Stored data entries
-------

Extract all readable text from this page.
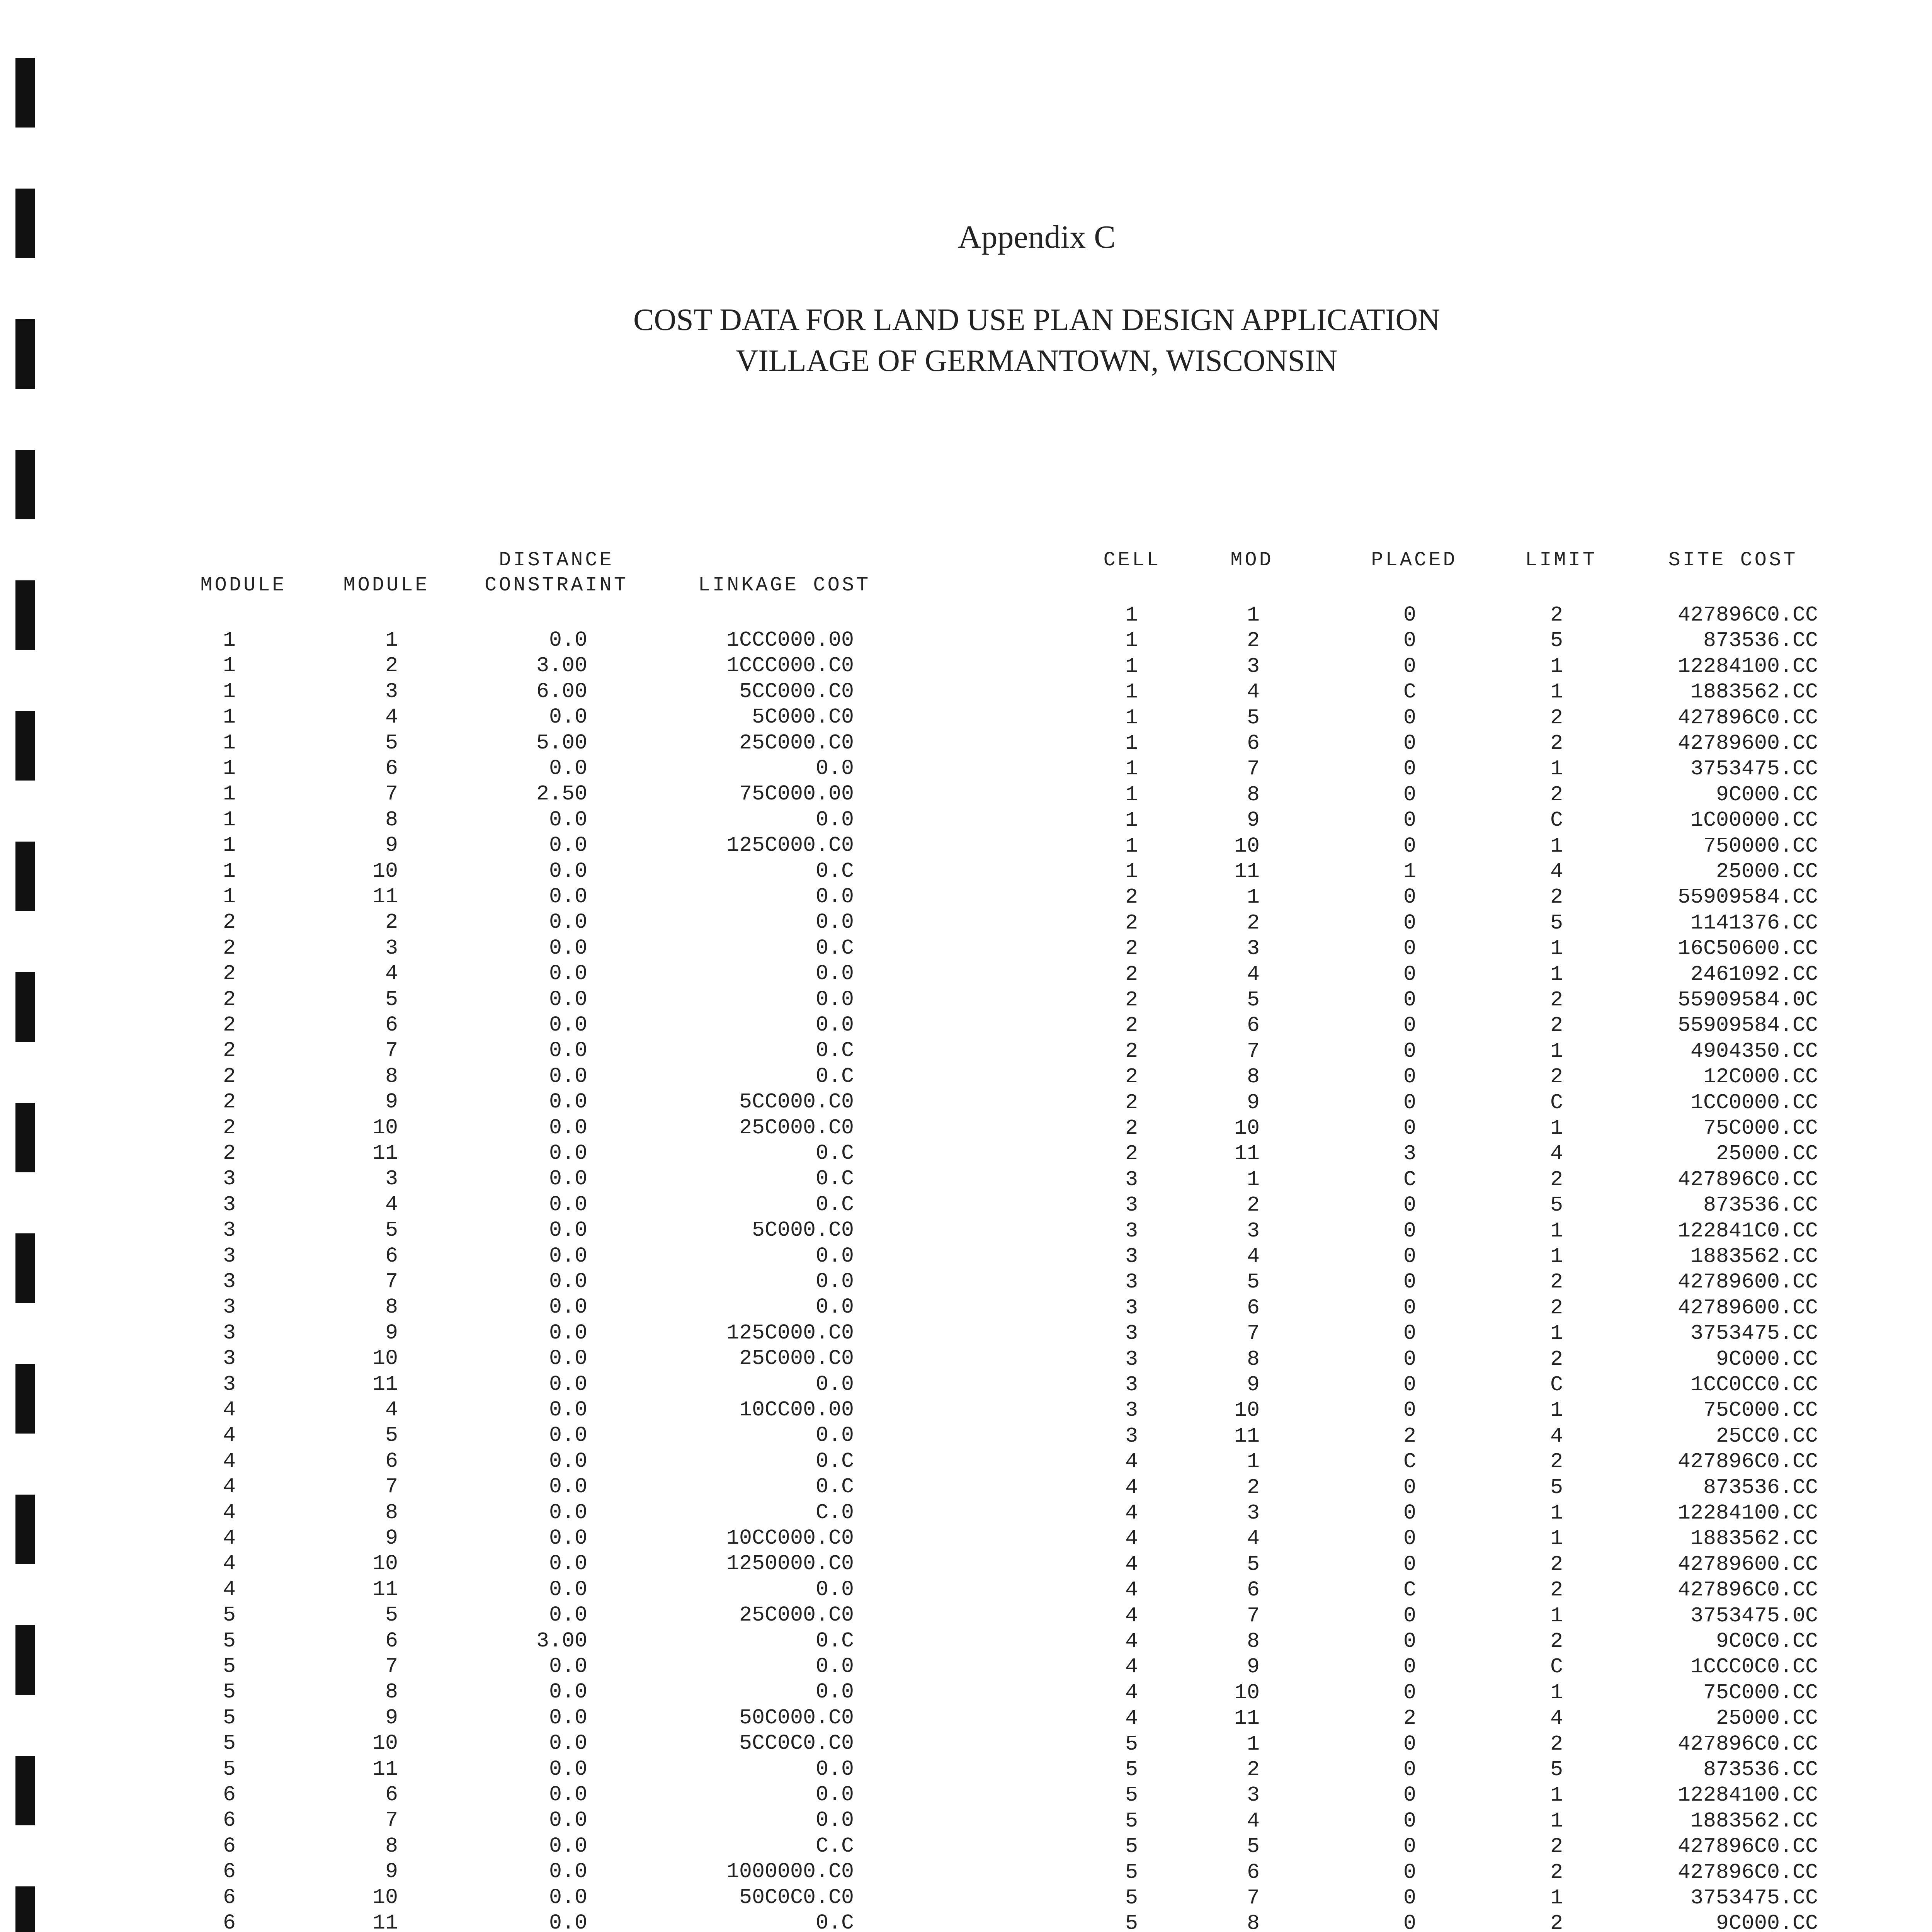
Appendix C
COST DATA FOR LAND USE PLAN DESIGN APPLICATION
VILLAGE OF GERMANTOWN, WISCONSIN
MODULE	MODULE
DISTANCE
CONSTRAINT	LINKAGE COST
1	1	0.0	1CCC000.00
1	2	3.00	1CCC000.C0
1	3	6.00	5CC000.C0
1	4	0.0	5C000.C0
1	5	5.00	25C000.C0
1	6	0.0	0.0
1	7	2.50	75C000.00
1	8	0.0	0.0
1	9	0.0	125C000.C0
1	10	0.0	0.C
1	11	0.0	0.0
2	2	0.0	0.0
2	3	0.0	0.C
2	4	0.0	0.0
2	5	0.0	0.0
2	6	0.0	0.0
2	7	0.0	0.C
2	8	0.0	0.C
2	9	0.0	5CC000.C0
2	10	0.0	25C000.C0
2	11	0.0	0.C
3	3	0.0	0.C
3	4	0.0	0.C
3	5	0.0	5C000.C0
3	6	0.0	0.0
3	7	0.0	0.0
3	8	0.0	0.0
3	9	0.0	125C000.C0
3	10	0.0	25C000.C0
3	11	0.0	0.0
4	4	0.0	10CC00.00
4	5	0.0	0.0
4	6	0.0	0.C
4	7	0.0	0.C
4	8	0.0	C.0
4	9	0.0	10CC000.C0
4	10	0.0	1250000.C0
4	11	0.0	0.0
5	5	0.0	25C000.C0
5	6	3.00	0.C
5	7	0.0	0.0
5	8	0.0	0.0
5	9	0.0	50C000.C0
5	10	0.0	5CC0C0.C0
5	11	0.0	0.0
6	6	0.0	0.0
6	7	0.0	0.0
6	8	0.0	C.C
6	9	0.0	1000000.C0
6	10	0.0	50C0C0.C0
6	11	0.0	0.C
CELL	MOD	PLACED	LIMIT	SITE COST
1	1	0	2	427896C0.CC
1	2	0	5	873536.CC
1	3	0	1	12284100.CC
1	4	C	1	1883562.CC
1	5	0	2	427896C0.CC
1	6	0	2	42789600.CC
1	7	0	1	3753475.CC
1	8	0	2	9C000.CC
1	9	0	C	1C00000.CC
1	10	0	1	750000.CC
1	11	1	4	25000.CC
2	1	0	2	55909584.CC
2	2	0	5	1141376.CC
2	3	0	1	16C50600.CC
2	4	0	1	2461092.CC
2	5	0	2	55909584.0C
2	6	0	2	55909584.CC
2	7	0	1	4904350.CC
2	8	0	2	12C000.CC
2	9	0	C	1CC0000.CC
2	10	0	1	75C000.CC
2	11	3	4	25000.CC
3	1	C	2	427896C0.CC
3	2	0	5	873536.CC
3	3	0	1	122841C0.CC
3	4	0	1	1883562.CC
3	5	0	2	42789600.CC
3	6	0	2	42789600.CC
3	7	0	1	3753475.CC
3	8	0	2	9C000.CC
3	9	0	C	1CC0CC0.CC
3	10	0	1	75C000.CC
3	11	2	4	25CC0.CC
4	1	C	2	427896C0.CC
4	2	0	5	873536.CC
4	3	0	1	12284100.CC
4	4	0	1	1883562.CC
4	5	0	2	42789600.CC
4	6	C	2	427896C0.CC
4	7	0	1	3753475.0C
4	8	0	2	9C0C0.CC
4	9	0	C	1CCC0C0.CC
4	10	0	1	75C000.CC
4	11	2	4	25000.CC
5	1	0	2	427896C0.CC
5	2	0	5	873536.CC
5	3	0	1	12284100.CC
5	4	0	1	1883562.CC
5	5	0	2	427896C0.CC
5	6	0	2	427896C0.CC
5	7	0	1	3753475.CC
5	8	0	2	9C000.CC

-------

▶ _Problem details_
All of the data above should be transcribed verbatim, with pictures omitted.

▶ _Solution to the exercise_
Extract all readable text from this page.
Appendix C
COST DATA FOR LAND USE PLAN DESIGN APPLICATION
VILLAGE OF GERMANTOWN, WISCONSIN
MODULE	MODULE
DISTANCE
CONSTRAINT	LINKAGE COST
1	1	0.0	1CCC000.00
1	2	3.00	1CCC000.C0
1	3	6.00	5CC000.C0
1	4	0.0	5C000.C0
1	5	5.00	25C000.C0
1	6	0.0	0.0
1	7	2.50	75C000.00
1	8	0.0	0.0
1	9	0.0	125C000.C0
1	10	0.0	0.C
1	11	0.0	0.0
2	2	0.0	0.0
2	3	0.0	0.C
2	4	0.0	0.0
2	5	0.0	0.0
2	6	0.0	0.0
2	7	0.0	0.C
2	8	0.0	0.C
2	9	0.0	5CC000.C0
2	10	0.0	25C000.C0
2	11	0.0	0.C
3	3	0.0	0.C
3	4	0.0	0.C
3	5	0.0	5C000.C0
3	6	0.0	0.0
3	7	0.0	0.0
3	8	0.0	0.0
3	9	0.0	125C000.C0
3	10	0.0	25C000.C0
3	11	0.0	0.0
4	4	0.0	10CC00.00
4	5	0.0	0.0
4	6	0.0	0.C
4	7	0.0	0.C
4	8	0.0	C.0
4	9	0.0	10CC000.C0
4	10	0.0	1250000.C0
4	11	0.0	0.0
5	5	0.0	25C000.C0
5	6	3.00	0.C
5	7	0.0	0.0
5	8	0.0	0.0
5	9	0.0	50C000.C0
5	10	0.0	5CC0C0.C0
5	11	0.0	0.0
6	6	0.0	0.0
6	7	0.0	0.0
6	8	0.0	C.C
6	9	0.0	1000000.C0
6	10	0.0	50C0C0.C0
6	11	0.0	0.C
CELL	MOD	PLACED	LIMIT	SITE COST
1	1	0	2	427896C0.CC
1	2	0	5	873536.CC
1	3	0	1	12284100.CC
1	4	C	1	1883562.CC
1	5	0	2	427896C0.CC
1	6	0	2	42789600.CC
1	7	0	1	3753475.CC
1	8	0	2	9C000.CC
1	9	0	C	1C00000.CC
1	10	0	1	750000.CC
1	11	1	4	25000.CC
2	1	0	2	55909584.CC
2	2	0	5	1141376.CC
2	3	0	1	16C50600.CC
2	4	0	1	2461092.CC
2	5	0	2	55909584.0C
2	6	0	2	55909584.CC
2	7	0	1	4904350.CC
2	8	0	2	12C000.CC
2	9	0	C	1CC0000.CC
2	10	0	1	75C000.CC
2	11	3	4	25000.CC
3	1	C	2	427896C0.CC
3	2	0	5	873536.CC
3	3	0	1	122841C0.CC
3	4	0	1	1883562.CC
3	5	0	2	42789600.CC
3	6	0	2	42789600.CC
3	7	0	1	3753475.CC
3	8	0	2	9C000.CC
3	9	0	C	1CC0CC0.CC
3	10	0	1	75C000.CC
3	11	2	4	25CC0.CC
4	1	C	2	427896C0.CC
4	2	0	5	873536.CC
4	3	0	1	12284100.CC
4	4	0	1	1883562.CC
4	5	0	2	42789600.CC
4	6	C	2	427896C0.CC
4	7	0	1	3753475.0C
4	8	0	2	9C0C0.CC
4	9	0	C	1CCC0C0.CC
4	10	0	1	75C000.CC
4	11	2	4	25000.CC
5	1	0	2	427896C0.CC
5	2	0	5	873536.CC
5	3	0	1	12284100.CC
5	4	0	1	1883562.CC
5	5	0	2	427896C0.CC
5	6	0	2	427896C0.CC
5	7	0	1	3753475.CC
5	8	0	2	9C000.CC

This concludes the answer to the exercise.